Task details
Return the listing below in full, with every line exactly as it is.

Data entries
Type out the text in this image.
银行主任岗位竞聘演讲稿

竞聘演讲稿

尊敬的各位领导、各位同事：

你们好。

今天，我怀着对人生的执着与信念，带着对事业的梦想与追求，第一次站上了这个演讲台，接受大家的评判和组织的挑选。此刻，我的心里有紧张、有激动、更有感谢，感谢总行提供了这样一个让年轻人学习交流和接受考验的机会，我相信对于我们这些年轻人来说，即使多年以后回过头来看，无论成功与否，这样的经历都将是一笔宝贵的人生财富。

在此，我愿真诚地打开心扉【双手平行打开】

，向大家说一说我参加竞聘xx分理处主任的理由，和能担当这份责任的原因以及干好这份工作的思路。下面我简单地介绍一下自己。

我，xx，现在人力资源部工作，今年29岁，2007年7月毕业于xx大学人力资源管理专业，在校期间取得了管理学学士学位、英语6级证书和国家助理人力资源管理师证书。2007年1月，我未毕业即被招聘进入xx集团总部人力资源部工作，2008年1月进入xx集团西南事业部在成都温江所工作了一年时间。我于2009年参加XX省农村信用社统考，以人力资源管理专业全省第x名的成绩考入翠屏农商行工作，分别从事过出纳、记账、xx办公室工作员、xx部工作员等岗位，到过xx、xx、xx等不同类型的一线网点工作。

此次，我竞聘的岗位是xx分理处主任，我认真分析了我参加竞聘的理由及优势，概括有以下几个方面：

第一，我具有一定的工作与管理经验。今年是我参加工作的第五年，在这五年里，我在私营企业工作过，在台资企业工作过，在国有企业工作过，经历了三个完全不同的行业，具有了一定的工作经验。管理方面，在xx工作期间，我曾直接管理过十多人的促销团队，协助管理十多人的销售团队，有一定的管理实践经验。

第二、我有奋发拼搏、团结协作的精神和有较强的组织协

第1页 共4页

Response for this exercise
Type out the text in this image.
银行主任岗位竞聘演讲稿

竞聘演讲稿

尊敬的各位领导、各位同事：

你们好。

今天，我怀着对人生的执着与信念，带着对事业的梦想与追求，第一次站上了这个演讲台，接受大家的评判和组织的挑选。此刻，我的心里有紧张、有激动、更有感谢，感谢总行提供了这样一个让年轻人学习交流和接受考验的机会，我相信对于我们这些年轻人来说，即使多年以后回过头来看，无论成功与否，这样的经历都将是一笔宝贵的人生财富。

在此，我愿真诚地打开心扉【双手平行打开】

，向大家说一说我参加竞聘xx分理处主任的理由，和能担当这份责任的原因以及干好这份工作的思路。下面我简单地介绍一下自己。

我，xx，现在人力资源部工作，今年29岁，2007年7月毕业于xx大学人力资源管理专业，在校期间取得了管理学学士学位、英语6级证书和国家助理人力资源管理师证书。2007年1月，我未毕业即被招聘进入xx集团总部人力资源部工作，2008年1月进入xx集团西南事业部在成都温江所工作了一年时间。我于2009年参加XX省农村信用社统考，以人力资源管理专业全省第x名的成绩考入翠屏农商行工作，分别从事过出纳、记账、xx办公室工作员、xx部工作员等岗位，到过xx、xx、xx等不同类型的一线网点工作。

此次，我竞聘的岗位是xx分理处主任，我认真分析了我参加竞聘的理由及优势，概括有以下几个方面：

第一，我具有一定的工作与管理经验。今年是我参加工作的第五年，在这五年里，我在私营企业工作过，在台资企业工作过，在国有企业工作过，经历了三个完全不同的行业，具有了一定的工作经验。管理方面，在xx工作期间，我曾直接管理过十多人的促销团队，协助管理十多人的销售团队，有一定的管理实践经验。

第二、我有奋发拼搏、团结协作的精神和有较强的组织协

第1页 共4页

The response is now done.